Vice-presidente norte-americano chega hoje ao Brasil; na pauta dos assuntos estratégicos que serão tratados com o governo brasileiro está o uso da Base de Alcântara, no Maranhão, pela Nasa para o lançamento de satélite
BRASÍLIA - O Centro de Lançamento de Alcântara ( CLA), no Maranhão, está na pauta dos assuntos estratégicos que serão discutidos hoje, 26, pelo vice-presidente dos Estados Unidos, Mike Pence, com o presidente Michel Temer. O encontro está marcado para meio-dia no Palácio do Planalto. Pence viaja amanhã, 27, para Manaus e vai visitar um dos abrigos construídos para receber venezuelanos. A visita à Casa de Acolhimento Santa Catarina está marcada para 11h.
As tratativas sobre salvaguardas tecnológicas envolvendo o CLA e Nasa - agência espacial norte-americana - voltou à mesa de negociações dos dois países recentemente.
“Se pretendemos fazer no futuro essa utilização comercial da base de lançamento de satélites é claro que as condições em que o material ingressa em território brasileiro tem que estar coberto por salvaguardas legais”, explicou o subsecretário-geral do Itamaraty, Fernando Simas Magalhães.

■ **TAREFAS A FAZER**:
[1] Extraia da notícia sobre a visita de Pence o trecho que começa em "Vice-presidente norte-americano chega" e termina em "marcada para 11h.".
[2] Responda com base na notícia sobre a visita de Pence:
(a) A que horas está marcado o encontro no Palácio do Planalto?
(b) Para qual cidade Pence viaja no dia 27?
(c) Que cargo ocupa Fernando Simas Magalhães?
[3] Escreva a continuação da notícia sobre a visita de Pence, começando logo depois da última frase dela.

Itens do conjunto de dados
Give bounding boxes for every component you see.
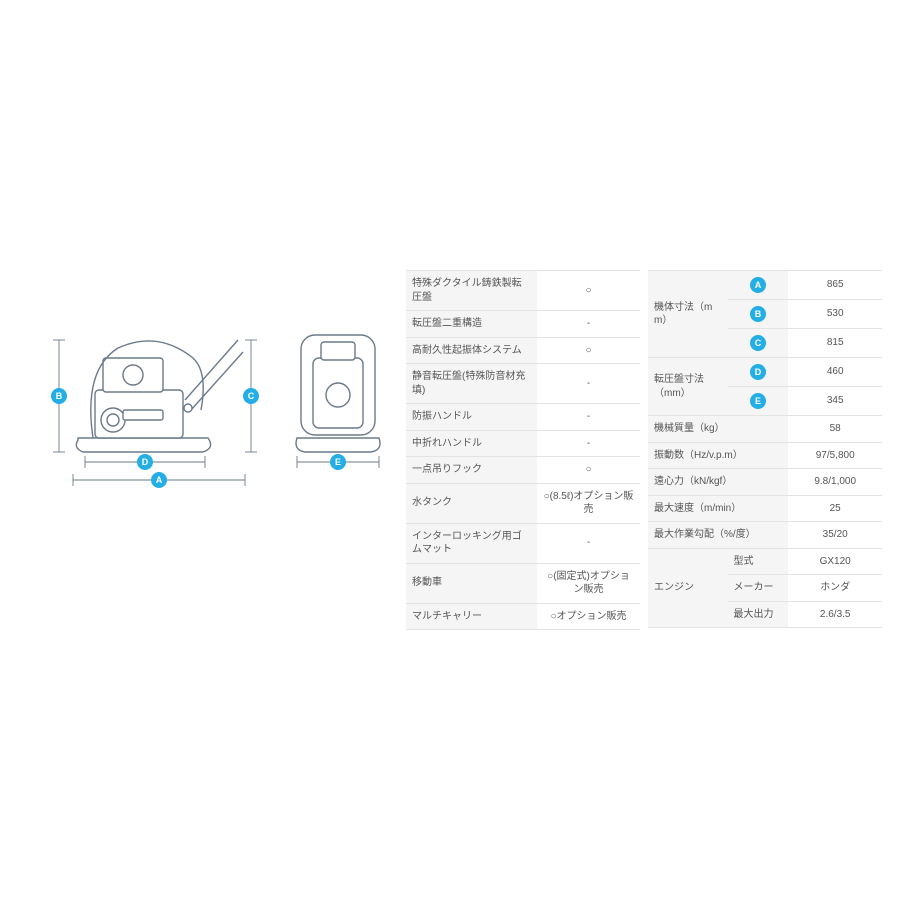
diagram-area: D A B C	[18, 270, 398, 500]
feature-label: 転圧盤二重構造	[406, 311, 537, 338]
table-row: 防振ハンドル-	[406, 404, 640, 431]
engine-sub-label: 最大出力	[728, 601, 789, 628]
engine-value: 2.6/3.5	[788, 601, 882, 628]
dim-badge-cell: D	[728, 358, 789, 387]
dim-badge-e: E	[335, 457, 341, 467]
table-row: 水タンク○(8.5ℓ)オプション販売	[406, 483, 640, 523]
spec-label: 機械質量（kg）	[648, 416, 788, 443]
dim-badge-cell: C	[728, 329, 789, 358]
feature-label: 特殊ダクタイル鋳鉄製転圧盤	[406, 271, 537, 311]
spec-label: 遠心力（kN/kgf）	[648, 469, 788, 496]
features-table: 特殊ダクタイル鋳鉄製転圧盤○転圧盤二重構造-高耐久性起振体システム○静音転圧盤(…	[406, 270, 640, 630]
engine-value: GX120	[788, 548, 882, 575]
spec-value: 9.8/1,000	[788, 469, 882, 496]
feature-value: ○	[537, 271, 640, 311]
spec-value: 58	[788, 416, 882, 443]
engine-value: ホンダ	[788, 575, 882, 602]
table-row: 最大速度（m/min）25	[648, 495, 882, 522]
dim-value: 460	[788, 358, 882, 387]
plate-dim-label: 転圧盤寸法（mm）	[648, 358, 728, 416]
table-row: 特殊ダクタイル鋳鉄製転圧盤○	[406, 271, 640, 311]
dim-value: 345	[788, 387, 882, 416]
dim-badge-c: C	[248, 391, 255, 401]
dim-badge-d: D	[142, 457, 149, 467]
spec-value: 97/5,800	[788, 442, 882, 469]
dimensions-table: 機体寸法（mm） A 865 B 530 C 815 転圧盤寸法（mm） D 460 E 345機械質…	[648, 270, 882, 628]
feature-value: -	[537, 404, 640, 431]
dim-badge-a: A	[156, 475, 163, 485]
feature-label: マルチキャリー	[406, 603, 537, 630]
feature-value: ○	[537, 337, 640, 364]
feature-value: -	[537, 523, 640, 563]
table-row: 転圧盤二重構造-	[406, 311, 640, 338]
table-row: エンジン型式GX120	[648, 548, 882, 575]
dim-badge-cell: B	[728, 300, 789, 329]
table-row: 一点吊りフック○	[406, 457, 640, 484]
table-row: インターロッキング用ゴムマット-	[406, 523, 640, 563]
table-row: 移動車○(固定式)オプション販売	[406, 563, 640, 603]
dim-badge-cell: E	[728, 387, 789, 416]
dim-value: 530	[788, 300, 882, 329]
feature-label: 水タンク	[406, 483, 537, 523]
feature-value: ○	[537, 457, 640, 484]
table-row: マルチキャリー○オプション販売	[406, 603, 640, 630]
dim-value: 815	[788, 329, 882, 358]
dim-badge-d: D	[750, 364, 766, 380]
feature-value: -	[537, 364, 640, 404]
dim-value: 865	[788, 271, 882, 300]
dim-badge-a: A	[750, 277, 766, 293]
feature-label: 静音転圧盤(特殊防音材充填)	[406, 364, 537, 404]
dim-badge-b: B	[750, 306, 766, 322]
table-row: 機械質量（kg）58	[648, 416, 882, 443]
feature-value: -	[537, 430, 640, 457]
spec-label: 振動数（Hz/v.p.m）	[648, 442, 788, 469]
feature-value: ○(固定式)オプション販売	[537, 563, 640, 603]
engine-label: エンジン	[648, 548, 728, 628]
table-row: 中折れハンドル-	[406, 430, 640, 457]
spec-value: 35/20	[788, 522, 882, 549]
table-row: 遠心力（kN/kgf）9.8/1,000	[648, 469, 882, 496]
table-row: 高耐久性起振体システム○	[406, 337, 640, 364]
dim-badge-e: E	[750, 393, 766, 409]
spec-label: 最大作業勾配（%/度）	[648, 522, 788, 549]
table-row: 転圧盤寸法（mm）D460	[648, 358, 882, 387]
table-row: 静音転圧盤(特殊防音材充填)-	[406, 364, 640, 404]
dim-badge-cell: A	[728, 271, 789, 300]
feature-value: -	[537, 311, 640, 338]
feature-value: ○オプション販売	[537, 603, 640, 630]
compactor-schematic: D A B C	[23, 280, 393, 500]
table-row: 機体寸法（mm）A865	[648, 271, 882, 300]
spec-label: 最大速度（m/min）	[648, 495, 788, 522]
dim-badge-b: B	[56, 391, 63, 401]
machine-dim-label: 機体寸法（mm）	[648, 271, 728, 358]
feature-label: 中折れハンドル	[406, 430, 537, 457]
dim-badge-c: C	[750, 335, 766, 351]
table-row: 振動数（Hz/v.p.m）97/5,800	[648, 442, 882, 469]
engine-sub-label: メーカー	[728, 575, 789, 602]
feature-label: 一点吊りフック	[406, 457, 537, 484]
feature-label: 高耐久性起振体システム	[406, 337, 537, 364]
feature-label: 防振ハンドル	[406, 404, 537, 431]
table-row: 最大作業勾配（%/度）35/20	[648, 522, 882, 549]
spec-value: 25	[788, 495, 882, 522]
engine-sub-label: 型式	[728, 548, 789, 575]
feature-label: インターロッキング用ゴムマット	[406, 523, 537, 563]
feature-value: ○(8.5ℓ)オプション販売	[537, 483, 640, 523]
feature-label: 移動車	[406, 563, 537, 603]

■ **RESPOSTAS POR TAREFA**:
[1]
Vice-presidente norte-americano chega hoje ao Brasil; na pauta dos assuntos estratégicos que serão tratados com o governo brasileiro está o uso da Base de Alcântara, no Maranhão, pela Nasa para o lançamento de satélite
BRASÍLIA - O Centro de Lançamento de Alcântara ( CLA), no Maranhão, está na pauta dos assuntos estratégicos que serão discutidos hoje, 26, pelo vice-presidente dos Estados Unidos, Mike Pence, com o presidente Michel Temer. O encontro está marcado para meio-dia no Palácio do Planalto. Pence viaja amanhã, 27, para Manaus e vai visitar um dos abrigos construídos para receber venezuelanos. A visita à Casa de Acolhimento Santa Catarina está marcada para 11h.

[2]
(a) Ao meio-dia.
(b) Manaus.
(c) Subsecretário-geral do Itamaraty.

[3]
O interesse pela utilização da base para lançamento de satélites está na economia que o espaço permite em função das sua localização geográfica, próxima a linha do Equador. “Isso permite que um satélite possa ser lançado com 30% a mais de carga ou com economia de 30% de combustível. Alcântara oferece uma enorme atratividade para essa atividade que movimenta centenas de bilhões de dólares em todo o mundo. Se pudermos criar as condições para utilização comercial efetiva vamos entrar em um filão de mercado extraordinário”, avaliou Fernando Simas.
No início deste mês, os Estados Unidos deram o sinal verde para renegociar com o Brasil os termos de um acordo tecnológico que pode finalmente viabilizar o uso do Centro de Lançamento de Alcântara, no Maranhão.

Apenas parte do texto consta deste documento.